Short task: Reproduce the listing verbatim.

Listed records:
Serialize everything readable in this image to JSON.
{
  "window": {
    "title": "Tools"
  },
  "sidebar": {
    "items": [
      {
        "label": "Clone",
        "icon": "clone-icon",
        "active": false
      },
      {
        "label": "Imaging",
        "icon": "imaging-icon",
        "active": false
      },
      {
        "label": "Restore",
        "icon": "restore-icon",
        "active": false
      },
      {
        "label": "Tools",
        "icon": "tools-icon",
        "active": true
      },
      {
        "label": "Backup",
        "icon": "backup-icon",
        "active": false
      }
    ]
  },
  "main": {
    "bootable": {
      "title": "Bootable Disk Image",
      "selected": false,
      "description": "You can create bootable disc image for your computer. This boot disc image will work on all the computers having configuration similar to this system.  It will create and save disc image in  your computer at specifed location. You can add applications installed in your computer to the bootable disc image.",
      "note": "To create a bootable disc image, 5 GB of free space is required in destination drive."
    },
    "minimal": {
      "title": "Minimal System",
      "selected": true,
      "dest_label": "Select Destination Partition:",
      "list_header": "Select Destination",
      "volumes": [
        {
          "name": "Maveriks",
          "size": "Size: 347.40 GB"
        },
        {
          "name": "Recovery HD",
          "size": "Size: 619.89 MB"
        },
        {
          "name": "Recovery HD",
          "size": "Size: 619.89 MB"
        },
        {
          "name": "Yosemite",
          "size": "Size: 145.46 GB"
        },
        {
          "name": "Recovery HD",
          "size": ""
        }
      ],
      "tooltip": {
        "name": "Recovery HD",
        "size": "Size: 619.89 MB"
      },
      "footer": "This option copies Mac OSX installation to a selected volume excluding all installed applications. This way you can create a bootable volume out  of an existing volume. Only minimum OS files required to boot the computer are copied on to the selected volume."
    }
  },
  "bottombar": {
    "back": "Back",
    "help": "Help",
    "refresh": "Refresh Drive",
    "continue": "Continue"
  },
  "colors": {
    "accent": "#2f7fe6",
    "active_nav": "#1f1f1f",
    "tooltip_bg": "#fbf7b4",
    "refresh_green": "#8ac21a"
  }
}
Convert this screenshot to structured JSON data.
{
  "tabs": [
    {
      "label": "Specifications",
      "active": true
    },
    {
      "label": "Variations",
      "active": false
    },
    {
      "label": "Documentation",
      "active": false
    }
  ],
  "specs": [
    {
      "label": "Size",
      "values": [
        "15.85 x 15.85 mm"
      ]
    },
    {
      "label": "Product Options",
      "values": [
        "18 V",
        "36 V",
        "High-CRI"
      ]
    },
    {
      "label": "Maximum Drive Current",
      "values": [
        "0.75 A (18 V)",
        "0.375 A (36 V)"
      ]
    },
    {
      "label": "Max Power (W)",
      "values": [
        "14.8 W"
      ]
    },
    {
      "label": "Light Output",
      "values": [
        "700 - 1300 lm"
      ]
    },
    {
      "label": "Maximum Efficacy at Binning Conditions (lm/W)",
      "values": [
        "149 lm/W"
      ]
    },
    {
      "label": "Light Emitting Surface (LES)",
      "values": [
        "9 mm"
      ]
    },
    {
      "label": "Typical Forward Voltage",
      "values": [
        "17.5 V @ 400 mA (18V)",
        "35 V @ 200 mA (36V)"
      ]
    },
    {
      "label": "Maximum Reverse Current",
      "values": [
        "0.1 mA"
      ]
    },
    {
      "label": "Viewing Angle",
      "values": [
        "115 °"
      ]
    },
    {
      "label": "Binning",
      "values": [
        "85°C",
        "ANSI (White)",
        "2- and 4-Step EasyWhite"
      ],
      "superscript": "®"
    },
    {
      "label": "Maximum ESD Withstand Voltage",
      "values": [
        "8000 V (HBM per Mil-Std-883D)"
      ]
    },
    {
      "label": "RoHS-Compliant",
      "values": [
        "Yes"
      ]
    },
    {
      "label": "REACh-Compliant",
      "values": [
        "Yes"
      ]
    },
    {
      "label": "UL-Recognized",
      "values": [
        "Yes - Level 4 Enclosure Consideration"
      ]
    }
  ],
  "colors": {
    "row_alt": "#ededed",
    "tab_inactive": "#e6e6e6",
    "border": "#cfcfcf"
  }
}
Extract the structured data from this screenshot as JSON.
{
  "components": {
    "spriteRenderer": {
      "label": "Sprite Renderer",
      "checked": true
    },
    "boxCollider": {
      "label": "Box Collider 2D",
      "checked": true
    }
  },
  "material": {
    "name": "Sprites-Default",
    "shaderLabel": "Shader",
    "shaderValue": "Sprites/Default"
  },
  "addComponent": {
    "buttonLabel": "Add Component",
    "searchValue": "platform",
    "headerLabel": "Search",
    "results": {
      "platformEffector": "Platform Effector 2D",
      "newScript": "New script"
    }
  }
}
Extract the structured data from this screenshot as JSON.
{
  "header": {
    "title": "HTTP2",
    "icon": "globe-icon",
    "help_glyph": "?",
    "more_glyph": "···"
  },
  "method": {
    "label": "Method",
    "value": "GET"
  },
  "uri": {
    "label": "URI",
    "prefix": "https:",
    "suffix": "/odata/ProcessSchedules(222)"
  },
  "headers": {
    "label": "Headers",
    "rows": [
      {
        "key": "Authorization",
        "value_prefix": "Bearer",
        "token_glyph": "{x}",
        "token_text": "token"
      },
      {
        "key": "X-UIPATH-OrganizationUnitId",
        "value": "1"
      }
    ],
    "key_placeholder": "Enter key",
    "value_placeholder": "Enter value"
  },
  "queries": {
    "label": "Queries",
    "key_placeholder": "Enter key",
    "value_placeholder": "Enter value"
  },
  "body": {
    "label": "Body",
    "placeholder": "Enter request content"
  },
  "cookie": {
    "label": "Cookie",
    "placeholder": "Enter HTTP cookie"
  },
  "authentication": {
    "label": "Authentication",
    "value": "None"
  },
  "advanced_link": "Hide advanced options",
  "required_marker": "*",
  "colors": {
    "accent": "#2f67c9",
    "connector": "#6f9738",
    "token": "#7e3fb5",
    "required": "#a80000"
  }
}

Task result:
Serialize everything readable in this image to JSON.
{
  "window": {
    "title": "Tools"
  },
  "sidebar": {
    "items": [
      {
        "label": "Clone",
        "icon": "clone-icon",
        "active": false
      },
      {
        "label": "Imaging",
        "icon": "imaging-icon",
        "active": false
      },
      {
        "label": "Restore",
        "icon": "restore-icon",
        "active": false
      },
      {
        "label": "Tools",
        "icon": "tools-icon",
        "active": true
      },
      {
        "label": "Backup",
        "icon": "backup-icon",
        "active": false
      }
    ]
  },
  "main": {
    "bootable": {
      "title": "Bootable Disk Image",
      "selected": false,
      "description": "You can create bootable disc image for your computer. This boot disc image will work on all the computers having configuration similar to this system.  It will create and save disc image in  your computer at specifed location. You can add applications installed in your computer to the bootable disc image.",
      "note": "To create a bootable disc image, 5 GB of free space is required in destination drive."
    },
    "minimal": {
      "title": "Minimal System",
      "selected": true,
      "dest_label": "Select Destination Partition:",
      "list_header": "Select Destination",
      "volumes": [
        {
          "name": "Maveriks",
          "size": "Size: 347.40 GB"
        },
        {
          "name": "Recovery HD",
          "size": "Size: 619.89 MB"
        },
        {
          "name": "Recovery HD",
          "size": "Size: 619.89 MB"
        },
        {
          "name": "Yosemite",
          "size": "Size: 145.46 GB"
        },
        {
          "name": "Recovery HD",
          "size": ""
        }
      ],
      "tooltip": {
        "name": "Recovery HD",
        "size": "Size: 619.89 MB"
      },
      "footer": "This option copies Mac OSX installation to a selected volume excluding all installed applications. This way you can create a bootable volume out  of an existing volume. Only minimum OS files required to boot the computer are copied on to the selected volume."
    }
  },
  "bottombar": {
    "back": "Back",
    "help": "Help",
    "refresh": "Refresh Drive",
    "continue": "Continue"
  },
  "colors": {
    "accent": "#2f7fe6",
    "active_nav": "#1f1f1f",
    "tooltip_bg": "#fbf7b4",
    "refresh_green": "#8ac21a"
  }
}
Convert this screenshot to structured JSON data.
{
  "tabs": [
    {
      "label": "Specifications",
      "active": true
    },
    {
      "label": "Variations",
      "active": false
    },
    {
      "label": "Documentation",
      "active": false
    }
  ],
  "specs": [
    {
      "label": "Size",
      "values": [
        "15.85 x 15.85 mm"
      ]
    },
    {
      "label": "Product Options",
      "values": [
        "18 V",
        "36 V",
        "High-CRI"
      ]
    },
    {
      "label": "Maximum Drive Current",
      "values": [
        "0.75 A (18 V)",
        "0.375 A (36 V)"
      ]
    },
    {
      "label": "Max Power (W)",
      "values": [
        "14.8 W"
      ]
    },
    {
      "label": "Light Output",
      "values": [
        "700 - 1300 lm"
      ]
    },
    {
      "label": "Maximum Efficacy at Binning Conditions (lm/W)",
      "values": [
        "149 lm/W"
      ]
    },
    {
      "label": "Light Emitting Surface (LES)",
      "values": [
        "9 mm"
      ]
    },
    {
      "label": "Typical Forward Voltage",
      "values": [
        "17.5 V @ 400 mA (18V)",
        "35 V @ 200 mA (36V)"
      ]
    },
    {
      "label": "Maximum Reverse Current",
      "values": [
        "0.1 mA"
      ]
    },
    {
      "label": "Viewing Angle",
      "values": [
        "115 °"
      ]
    },
    {
      "label": "Binning",
      "values": [
        "85°C",
        "ANSI (White)",
        "2- and 4-Step EasyWhite"
      ],
      "superscript": "®"
    },
    {
      "label": "Maximum ESD Withstand Voltage",
      "values": [
        "8000 V (HBM per Mil-Std-883D)"
      ]
    },
    {
      "label": "RoHS-Compliant",
      "values": [
        "Yes"
      ]
    },
    {
      "label": "REACh-Compliant",
      "values": [
        "Yes"
      ]
    },
    {
      "label": "UL-Recognized",
      "values": [
        "Yes - Level 4 Enclosure Consideration"
      ]
    }
  ],
  "colors": {
    "row_alt": "#ededed",
    "tab_inactive": "#e6e6e6",
    "border": "#cfcfcf"
  }
}
Extract the structured data from this screenshot as JSON.
{
  "components": {
    "spriteRenderer": {
      "label": "Sprite Renderer",
      "checked": true
    },
    "boxCollider": {
      "label": "Box Collider 2D",
      "checked": true
    }
  },
  "material": {
    "name": "Sprites-Default",
    "shaderLabel": "Shader",
    "shaderValue": "Sprites/Default"
  },
  "addComponent": {
    "buttonLabel": "Add Component",
    "searchValue": "platform",
    "headerLabel": "Search",
    "results": {
      "platformEffector": "Platform Effector 2D",
      "newScript": "New script"
    }
  }
}
Extract the structured data from this screenshot as JSON.
{
  "header": {
    "title": "HTTP2",
    "icon": "globe-icon",
    "help_glyph": "?",
    "more_glyph": "···"
  },
  "method": {
    "label": "Method",
    "value": "GET"
  },
  "uri": {
    "label": "URI",
    "prefix": "https:",
    "suffix": "/odata/ProcessSchedules(222)"
  },
  "headers": {
    "label": "Headers",
    "rows": [
      {
        "key": "Authorization",
        "value_prefix": "Bearer",
        "token_glyph": "{x}",
        "token_text": "token"
      },
      {
        "key": "X-UIPATH-OrganizationUnitId",
        "value": "1"
      }
    ],
    "key_placeholder": "Enter key",
    "value_placeholder": "Enter value"
  },
  "queries": {
    "label": "Queries",
    "key_placeholder": "Enter key",
    "value_placeholder": "Enter value"
  },
  "body": {
    "label": "Body",
    "placeholder": "Enter request content"
  },
  "cookie": {
    "label": "Cookie",
    "placeholder": "Enter HTTP cookie"
  },
  "authentication": {
    "label": "Authentication",
    "value": "None"
  },
  "advanced_link": "Hide advanced options",
  "required_marker": "*",
  "colors": {
    "accent": "#2f67c9",
    "connector": "#6f9738",
    "token": "#7e3fb5",
    "required": "#a80000"
  }
}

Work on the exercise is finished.